• YOUR GOAL
Transcribe the listing below word for word.

Structured figure records:
----

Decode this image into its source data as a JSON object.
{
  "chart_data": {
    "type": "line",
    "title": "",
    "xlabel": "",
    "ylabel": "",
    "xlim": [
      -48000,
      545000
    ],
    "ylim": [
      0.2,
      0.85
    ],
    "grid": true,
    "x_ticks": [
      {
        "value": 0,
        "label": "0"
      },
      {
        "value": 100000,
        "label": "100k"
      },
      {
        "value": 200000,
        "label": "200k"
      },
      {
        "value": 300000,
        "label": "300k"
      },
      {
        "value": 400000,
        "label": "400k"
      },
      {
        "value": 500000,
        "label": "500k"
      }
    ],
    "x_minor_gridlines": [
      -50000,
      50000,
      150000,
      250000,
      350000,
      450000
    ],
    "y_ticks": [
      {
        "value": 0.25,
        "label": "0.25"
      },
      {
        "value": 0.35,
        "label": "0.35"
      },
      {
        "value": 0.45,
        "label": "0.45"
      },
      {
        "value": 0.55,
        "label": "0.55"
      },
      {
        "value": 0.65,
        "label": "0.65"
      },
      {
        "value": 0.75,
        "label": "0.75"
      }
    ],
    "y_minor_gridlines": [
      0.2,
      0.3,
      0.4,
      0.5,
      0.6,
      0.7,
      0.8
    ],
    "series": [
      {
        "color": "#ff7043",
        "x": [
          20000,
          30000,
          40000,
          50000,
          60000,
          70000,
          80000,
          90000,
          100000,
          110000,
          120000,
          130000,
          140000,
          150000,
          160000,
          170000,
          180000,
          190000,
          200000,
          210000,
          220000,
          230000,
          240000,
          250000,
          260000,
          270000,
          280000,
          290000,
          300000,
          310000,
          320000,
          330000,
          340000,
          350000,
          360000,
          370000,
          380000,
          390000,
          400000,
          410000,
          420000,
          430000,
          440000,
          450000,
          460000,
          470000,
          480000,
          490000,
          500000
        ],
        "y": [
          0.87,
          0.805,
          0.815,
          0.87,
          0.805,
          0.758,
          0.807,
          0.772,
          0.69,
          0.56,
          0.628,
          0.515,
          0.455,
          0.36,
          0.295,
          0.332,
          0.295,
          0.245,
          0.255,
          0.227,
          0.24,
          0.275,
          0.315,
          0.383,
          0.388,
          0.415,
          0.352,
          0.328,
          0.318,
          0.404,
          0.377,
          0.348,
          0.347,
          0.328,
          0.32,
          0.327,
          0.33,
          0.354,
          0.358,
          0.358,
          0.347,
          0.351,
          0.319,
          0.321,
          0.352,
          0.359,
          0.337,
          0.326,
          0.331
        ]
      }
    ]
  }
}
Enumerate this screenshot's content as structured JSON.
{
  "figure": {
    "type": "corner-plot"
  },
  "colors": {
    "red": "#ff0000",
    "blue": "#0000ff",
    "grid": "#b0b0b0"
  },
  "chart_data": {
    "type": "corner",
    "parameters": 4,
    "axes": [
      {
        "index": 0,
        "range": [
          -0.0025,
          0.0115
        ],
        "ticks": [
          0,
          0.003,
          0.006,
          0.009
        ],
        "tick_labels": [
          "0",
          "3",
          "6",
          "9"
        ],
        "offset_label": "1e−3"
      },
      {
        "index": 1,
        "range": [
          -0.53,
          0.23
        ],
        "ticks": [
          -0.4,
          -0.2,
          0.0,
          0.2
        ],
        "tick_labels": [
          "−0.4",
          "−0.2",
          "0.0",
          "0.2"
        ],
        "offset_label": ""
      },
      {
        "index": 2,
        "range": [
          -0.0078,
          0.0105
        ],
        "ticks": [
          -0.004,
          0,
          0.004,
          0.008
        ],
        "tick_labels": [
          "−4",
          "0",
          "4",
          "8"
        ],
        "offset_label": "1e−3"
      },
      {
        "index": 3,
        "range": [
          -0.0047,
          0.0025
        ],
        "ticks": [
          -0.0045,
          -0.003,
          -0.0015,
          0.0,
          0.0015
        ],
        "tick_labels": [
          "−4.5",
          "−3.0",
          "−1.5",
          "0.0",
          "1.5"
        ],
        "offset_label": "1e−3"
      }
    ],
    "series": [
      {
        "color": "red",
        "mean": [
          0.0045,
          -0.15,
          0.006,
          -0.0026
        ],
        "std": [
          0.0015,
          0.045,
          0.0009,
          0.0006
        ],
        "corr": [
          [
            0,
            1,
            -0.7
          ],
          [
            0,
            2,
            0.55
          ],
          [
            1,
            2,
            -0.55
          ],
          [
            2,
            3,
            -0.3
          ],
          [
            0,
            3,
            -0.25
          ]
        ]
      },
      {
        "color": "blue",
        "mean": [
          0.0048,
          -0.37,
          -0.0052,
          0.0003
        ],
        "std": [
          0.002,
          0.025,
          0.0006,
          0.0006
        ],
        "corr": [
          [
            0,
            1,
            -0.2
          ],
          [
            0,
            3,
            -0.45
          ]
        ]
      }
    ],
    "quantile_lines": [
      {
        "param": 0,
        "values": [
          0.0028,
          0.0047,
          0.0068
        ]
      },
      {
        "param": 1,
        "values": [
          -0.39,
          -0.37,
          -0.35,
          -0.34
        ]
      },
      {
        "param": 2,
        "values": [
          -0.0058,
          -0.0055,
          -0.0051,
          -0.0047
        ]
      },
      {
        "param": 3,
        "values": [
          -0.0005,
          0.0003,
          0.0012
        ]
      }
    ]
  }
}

----

• TASK SOLUTION
Decode this image into its source data as a JSON object.
{
  "chart_data": {
    "type": "line",
    "title": "",
    "xlabel": "",
    "ylabel": "",
    "xlim": [
      -48000,
      545000
    ],
    "ylim": [
      0.2,
      0.85
    ],
    "grid": true,
    "x_ticks": [
      {
        "value": 0,
        "label": "0"
      },
      {
        "value": 100000,
        "label": "100k"
      },
      {
        "value": 200000,
        "label": "200k"
      },
      {
        "value": 300000,
        "label": "300k"
      },
      {
        "value": 400000,
        "label": "400k"
      },
      {
        "value": 500000,
        "label": "500k"
      }
    ],
    "x_minor_gridlines": [
      -50000,
      50000,
      150000,
      250000,
      350000,
      450000
    ],
    "y_ticks": [
      {
        "value": 0.25,
        "label": "0.25"
      },
      {
        "value": 0.35,
        "label": "0.35"
      },
      {
        "value": 0.45,
        "label": "0.45"
      },
      {
        "value": 0.55,
        "label": "0.55"
      },
      {
        "value": 0.65,
        "label": "0.65"
      },
      {
        "value": 0.75,
        "label": "0.75"
      }
    ],
    "y_minor_gridlines": [
      0.2,
      0.3,
      0.4,
      0.5,
      0.6,
      0.7,
      0.8
    ],
    "series": [
      {
        "color": "#ff7043",
        "x": [
          20000,
          30000,
          40000,
          50000,
          60000,
          70000,
          80000,
          90000,
          100000,
          110000,
          120000,
          130000,
          140000,
          150000,
          160000,
          170000,
          180000,
          190000,
          200000,
          210000,
          220000,
          230000,
          240000,
          250000,
          260000,
          270000,
          280000,
          290000,
          300000,
          310000,
          320000,
          330000,
          340000,
          350000,
          360000,
          370000,
          380000,
          390000,
          400000,
          410000,
          420000,
          430000,
          440000,
          450000,
          460000,
          470000,
          480000,
          490000,
          500000
        ],
        "y": [
          0.87,
          0.805,
          0.815,
          0.87,
          0.805,
          0.758,
          0.807,
          0.772,
          0.69,
          0.56,
          0.628,
          0.515,
          0.455,
          0.36,
          0.295,
          0.332,
          0.295,
          0.245,
          0.255,
          0.227,
          0.24,
          0.275,
          0.315,
          0.383,
          0.388,
          0.415,
          0.352,
          0.328,
          0.318,
          0.404,
          0.377,
          0.348,
          0.347,
          0.328,
          0.32,
          0.327,
          0.33,
          0.354,
          0.358,
          0.358,
          0.347,
          0.351,
          0.319,
          0.321,
          0.352,
          0.359,
          0.337,
          0.326,
          0.331
        ]
      }
    ]
  }
}
Enumerate this screenshot's content as structured JSON.
{
  "figure": {
    "type": "corner-plot"
  },
  "colors": {
    "red": "#ff0000",
    "blue": "#0000ff",
    "grid": "#b0b0b0"
  },
  "chart_data": {
    "type": "corner",
    "parameters": 4,
    "axes": [
      {
        "index": 0,
        "range": [
          -0.0025,
          0.0115
        ],
        "ticks": [
          0,
          0.003,
          0.006,
          0.009
        ],
        "tick_labels": [
          "0",
          "3",
          "6",
          "9"
        ],
        "offset_label": "1e−3"
      },
      {
        "index": 1,
        "range": [
          -0.53,
          0.23
        ],
        "ticks": [
          -0.4,
          -0.2,
          0.0,
          0.2
        ],
        "tick_labels": [
          "−0.4",
          "−0.2",
          "0.0",
          "0.2"
        ],
        "offset_label": ""
      },
      {
        "index": 2,
        "range": [
          -0.0078,
          0.0105
        ],
        "ticks": [
          -0.004,
          0,
          0.004,
          0.008
        ],
        "tick_labels": [
          "−4",
          "0",
          "4",
          "8"
        ],
        "offset_label": "1e−3"
      },
      {
        "index": 3,
        "range": [
          -0.0047,
          0.0025
        ],
        "ticks": [
          -0.0045,
          -0.003,
          -0.0015,
          0.0,
          0.0015
        ],
        "tick_labels": [
          "−4.5",
          "−3.0",
          "−1.5",
          "0.0",
          "1.5"
        ],
        "offset_label": "1e−3"
      }
    ],
    "series": [
      {
        "color": "red",
        "mean": [
          0.0045,
          -0.15,
          0.006,
          -0.0026
        ],
        "std": [
          0.0015,
          0.045,
          0.0009,
          0.0006
        ],
        "corr": [
          [
            0,
            1,
            -0.7
          ],
          [
            0,
            2,
            0.55
          ],
          [
            1,
            2,
            -0.55
          ],
          [
            2,
            3,
            -0.3
          ],
          [
            0,
            3,
            -0.25
          ]
        ]
      },
      {
        "color": "blue",
        "mean": [
          0.0048,
          -0.37,
          -0.0052,
          0.0003
        ],
        "std": [
          0.002,
          0.025,
          0.0006,
          0.0006
        ],
        "corr": [
          [
            0,
            1,
            -0.2
          ],
          [
            0,
            3,
            -0.45
          ]
        ]
      }
    ],
    "quantile_lines": [
      {
        "param": 0,
        "values": [
          0.0028,
          0.0047,
          0.0068
        ]
      },
      {
        "param": 1,
        "values": [
          -0.39,
          -0.37,
          -0.35,
          -0.34
        ]
      },
      {
        "param": 2,
        "values": [
          -0.0058,
          -0.0055,
          -0.0051,
          -0.0047
        ]
      },
      {
        "param": 3,
        "values": [
          -0.0005,
          0.0003,
          0.0012
        ]
      }
    ]
  }
}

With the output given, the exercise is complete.